• Stated task
Extract the lines that carry the string "title" from the listing.

(Records from a collection of figures)
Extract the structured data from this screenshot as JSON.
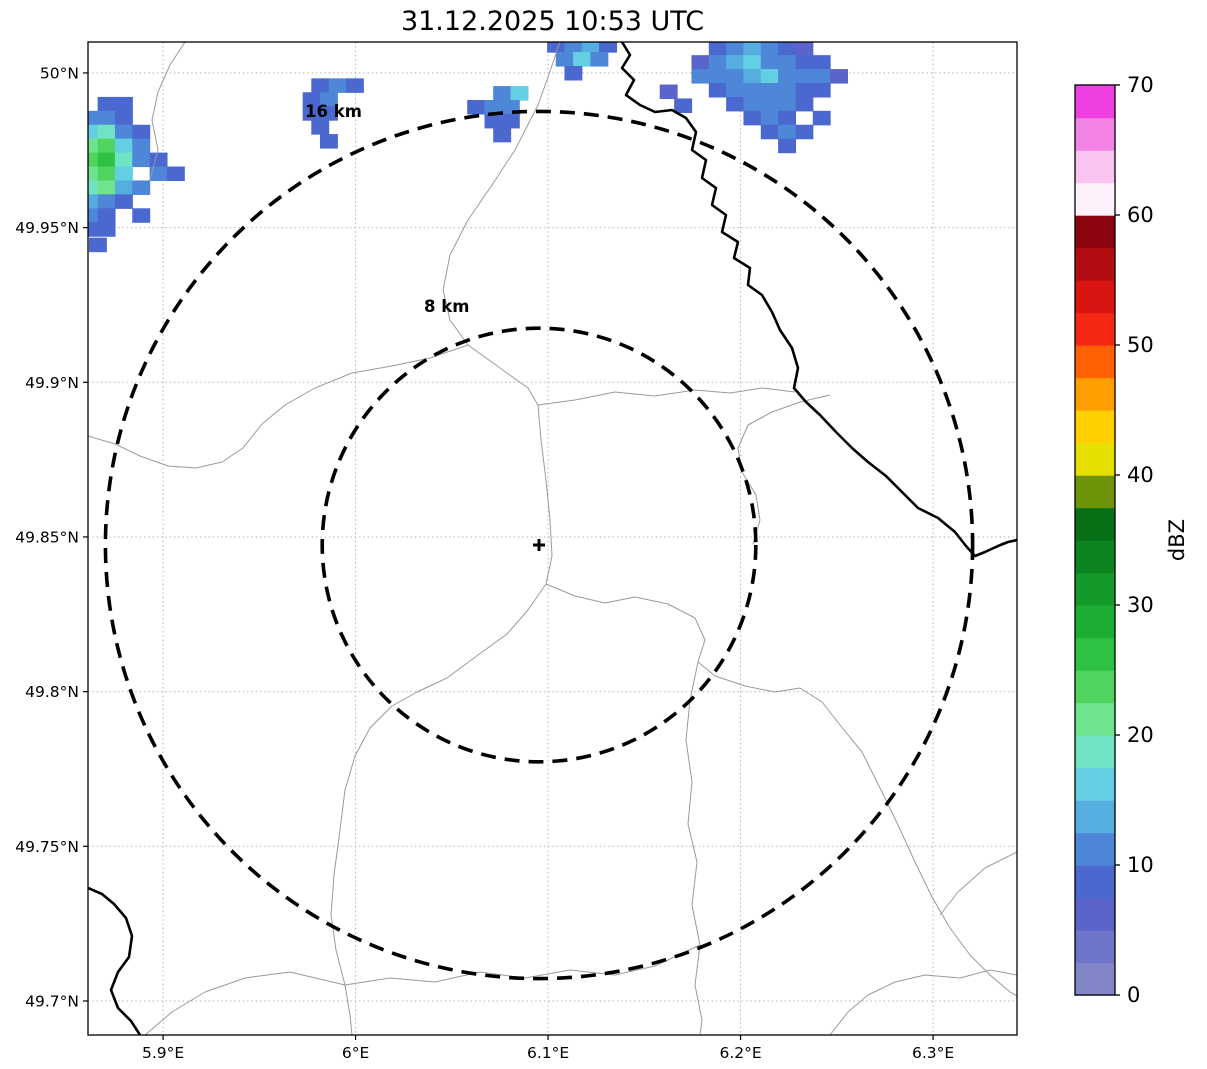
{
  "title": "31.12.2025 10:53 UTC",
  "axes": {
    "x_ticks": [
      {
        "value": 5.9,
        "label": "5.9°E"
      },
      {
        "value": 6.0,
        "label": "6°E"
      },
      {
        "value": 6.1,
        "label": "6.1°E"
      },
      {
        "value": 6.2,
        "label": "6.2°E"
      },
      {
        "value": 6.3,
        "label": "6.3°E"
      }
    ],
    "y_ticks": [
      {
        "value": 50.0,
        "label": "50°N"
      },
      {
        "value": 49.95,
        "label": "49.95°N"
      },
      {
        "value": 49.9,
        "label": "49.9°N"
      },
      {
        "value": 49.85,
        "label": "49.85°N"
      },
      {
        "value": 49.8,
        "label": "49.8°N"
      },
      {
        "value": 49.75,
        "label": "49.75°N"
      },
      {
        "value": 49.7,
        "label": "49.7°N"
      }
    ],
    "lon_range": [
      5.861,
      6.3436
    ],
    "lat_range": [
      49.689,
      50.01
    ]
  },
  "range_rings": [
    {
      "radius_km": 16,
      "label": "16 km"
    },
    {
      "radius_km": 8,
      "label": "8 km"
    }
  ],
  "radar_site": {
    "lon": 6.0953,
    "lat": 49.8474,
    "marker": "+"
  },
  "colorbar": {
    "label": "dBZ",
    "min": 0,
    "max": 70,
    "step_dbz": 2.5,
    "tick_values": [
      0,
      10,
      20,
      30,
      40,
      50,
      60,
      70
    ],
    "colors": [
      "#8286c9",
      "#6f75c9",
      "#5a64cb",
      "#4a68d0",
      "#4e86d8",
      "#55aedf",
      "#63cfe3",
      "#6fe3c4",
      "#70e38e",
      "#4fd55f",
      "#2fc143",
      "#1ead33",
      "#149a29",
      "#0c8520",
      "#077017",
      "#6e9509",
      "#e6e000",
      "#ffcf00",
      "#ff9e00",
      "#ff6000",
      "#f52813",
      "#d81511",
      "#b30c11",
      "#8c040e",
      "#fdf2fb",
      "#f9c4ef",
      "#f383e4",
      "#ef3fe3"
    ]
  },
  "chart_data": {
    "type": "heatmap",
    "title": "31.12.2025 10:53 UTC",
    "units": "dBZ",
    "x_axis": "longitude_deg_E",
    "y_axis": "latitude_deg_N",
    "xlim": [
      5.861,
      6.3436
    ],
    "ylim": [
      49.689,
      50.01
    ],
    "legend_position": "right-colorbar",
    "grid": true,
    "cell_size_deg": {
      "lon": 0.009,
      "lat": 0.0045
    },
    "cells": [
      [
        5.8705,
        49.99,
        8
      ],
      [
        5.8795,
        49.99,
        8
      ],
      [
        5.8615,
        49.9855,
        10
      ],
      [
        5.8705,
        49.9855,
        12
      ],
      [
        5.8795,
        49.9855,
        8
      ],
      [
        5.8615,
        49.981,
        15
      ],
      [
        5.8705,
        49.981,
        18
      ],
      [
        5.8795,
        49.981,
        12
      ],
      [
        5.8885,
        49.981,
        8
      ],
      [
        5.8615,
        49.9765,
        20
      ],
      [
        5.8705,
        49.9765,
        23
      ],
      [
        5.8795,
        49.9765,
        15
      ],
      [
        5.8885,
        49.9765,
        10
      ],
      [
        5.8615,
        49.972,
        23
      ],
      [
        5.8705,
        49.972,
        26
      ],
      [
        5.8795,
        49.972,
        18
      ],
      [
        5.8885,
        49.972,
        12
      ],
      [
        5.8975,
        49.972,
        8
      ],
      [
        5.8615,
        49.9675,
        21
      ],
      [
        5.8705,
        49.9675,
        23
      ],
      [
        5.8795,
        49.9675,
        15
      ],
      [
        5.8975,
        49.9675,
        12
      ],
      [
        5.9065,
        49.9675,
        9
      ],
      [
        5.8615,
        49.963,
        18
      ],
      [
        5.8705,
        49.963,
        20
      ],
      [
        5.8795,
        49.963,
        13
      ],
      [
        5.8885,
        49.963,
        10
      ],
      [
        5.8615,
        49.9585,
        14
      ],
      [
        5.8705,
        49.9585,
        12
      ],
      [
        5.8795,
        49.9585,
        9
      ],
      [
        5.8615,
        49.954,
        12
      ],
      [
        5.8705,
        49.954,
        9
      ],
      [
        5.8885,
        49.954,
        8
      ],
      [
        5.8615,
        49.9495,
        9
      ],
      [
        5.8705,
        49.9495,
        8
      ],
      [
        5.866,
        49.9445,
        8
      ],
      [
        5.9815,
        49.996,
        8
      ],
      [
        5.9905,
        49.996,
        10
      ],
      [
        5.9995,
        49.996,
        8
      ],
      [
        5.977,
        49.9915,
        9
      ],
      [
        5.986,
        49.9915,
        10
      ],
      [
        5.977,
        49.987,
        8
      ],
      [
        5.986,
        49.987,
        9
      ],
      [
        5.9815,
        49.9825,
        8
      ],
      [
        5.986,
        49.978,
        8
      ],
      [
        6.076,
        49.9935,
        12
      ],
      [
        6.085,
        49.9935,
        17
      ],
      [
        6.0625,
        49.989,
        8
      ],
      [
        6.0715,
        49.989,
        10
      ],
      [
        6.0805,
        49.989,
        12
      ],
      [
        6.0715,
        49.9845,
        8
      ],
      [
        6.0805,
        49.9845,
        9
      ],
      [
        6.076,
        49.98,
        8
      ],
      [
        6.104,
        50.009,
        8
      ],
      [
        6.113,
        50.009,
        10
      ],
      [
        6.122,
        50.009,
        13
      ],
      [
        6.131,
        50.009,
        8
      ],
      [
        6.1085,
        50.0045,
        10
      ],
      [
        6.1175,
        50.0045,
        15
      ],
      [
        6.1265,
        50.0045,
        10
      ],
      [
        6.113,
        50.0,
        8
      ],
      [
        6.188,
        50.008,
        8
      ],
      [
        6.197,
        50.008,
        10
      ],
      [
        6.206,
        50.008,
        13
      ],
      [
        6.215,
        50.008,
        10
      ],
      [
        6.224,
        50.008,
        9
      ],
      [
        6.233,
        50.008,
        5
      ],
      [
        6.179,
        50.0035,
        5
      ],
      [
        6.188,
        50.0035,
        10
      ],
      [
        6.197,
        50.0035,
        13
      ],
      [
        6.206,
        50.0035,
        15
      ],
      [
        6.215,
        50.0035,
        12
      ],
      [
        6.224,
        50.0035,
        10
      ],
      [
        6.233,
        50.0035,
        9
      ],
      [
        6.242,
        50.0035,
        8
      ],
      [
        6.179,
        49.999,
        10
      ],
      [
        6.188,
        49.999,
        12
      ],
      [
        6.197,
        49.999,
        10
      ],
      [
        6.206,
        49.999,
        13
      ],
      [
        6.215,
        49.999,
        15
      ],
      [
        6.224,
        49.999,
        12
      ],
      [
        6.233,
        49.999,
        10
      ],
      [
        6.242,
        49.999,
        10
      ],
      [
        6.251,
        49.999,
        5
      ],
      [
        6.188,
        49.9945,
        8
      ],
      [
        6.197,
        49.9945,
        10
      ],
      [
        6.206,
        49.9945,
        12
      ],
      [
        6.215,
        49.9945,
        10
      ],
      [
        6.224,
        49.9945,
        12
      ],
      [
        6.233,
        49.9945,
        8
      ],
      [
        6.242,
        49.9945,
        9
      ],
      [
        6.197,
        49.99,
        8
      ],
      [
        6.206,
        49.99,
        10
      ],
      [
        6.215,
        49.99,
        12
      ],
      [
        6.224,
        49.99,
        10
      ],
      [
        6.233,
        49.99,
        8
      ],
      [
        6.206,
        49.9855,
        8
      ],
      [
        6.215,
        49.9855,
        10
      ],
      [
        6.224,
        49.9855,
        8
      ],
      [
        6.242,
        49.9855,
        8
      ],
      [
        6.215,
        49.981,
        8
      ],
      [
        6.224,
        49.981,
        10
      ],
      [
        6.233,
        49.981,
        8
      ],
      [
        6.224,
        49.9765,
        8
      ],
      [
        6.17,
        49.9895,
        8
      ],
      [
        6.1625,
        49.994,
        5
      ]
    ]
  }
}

• Worked solution
  "title": "31.12.2025 10:53 UTC",
    "title": "31.12.2025 10:53 UTC",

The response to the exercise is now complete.